• [WHAT YOU SHOULD DO]: Can you pull out each line of the data below that includes the word "medical"?

• [RECORDED DATA]:
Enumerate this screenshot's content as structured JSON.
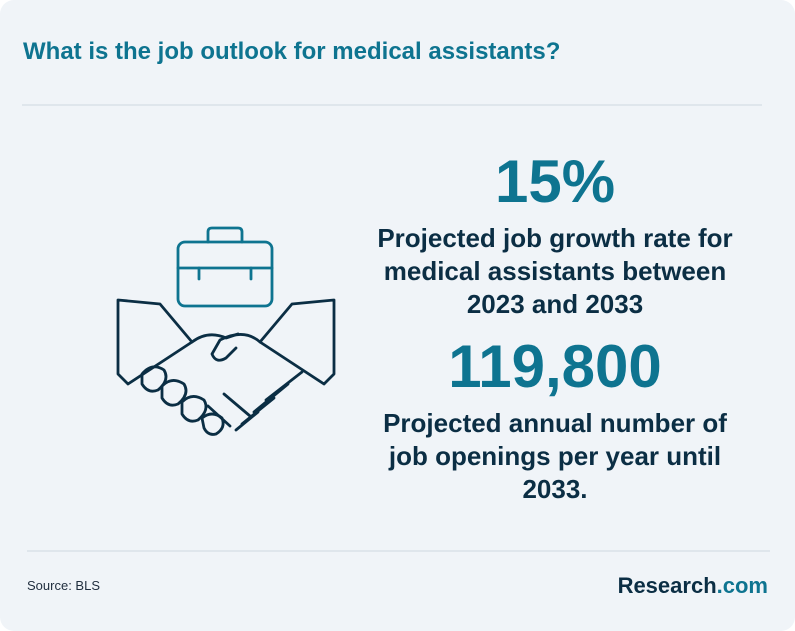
{
  "title": "What is the job outlook for medical assistants?",
  "stats": [
    {
      "value": "15%",
      "description": "Projected job growth rate for medical assistants between 2023 and 2033"
    },
    {
      "value": "119,800",
      "description": "Projected annual number of job openings per year until 2033."
    }
  ],
  "source": "Source: BLS",
  "logo": {
    "name": "Research",
    "suffix": ".com"
  },
  "icons": [
    "briefcase-icon",
    "handshake-icon"
  ],
  "colors": {
    "accent": "#0e7490",
    "text_dark": "#0b2e44",
    "background": "#f0f4f8"
  }
}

• [EXERCISE ANSWER]:
  "title": "What is the job outlook for medical assistants?",
      "description": "Projected job growth rate for medical assistants between 2023 and 2033"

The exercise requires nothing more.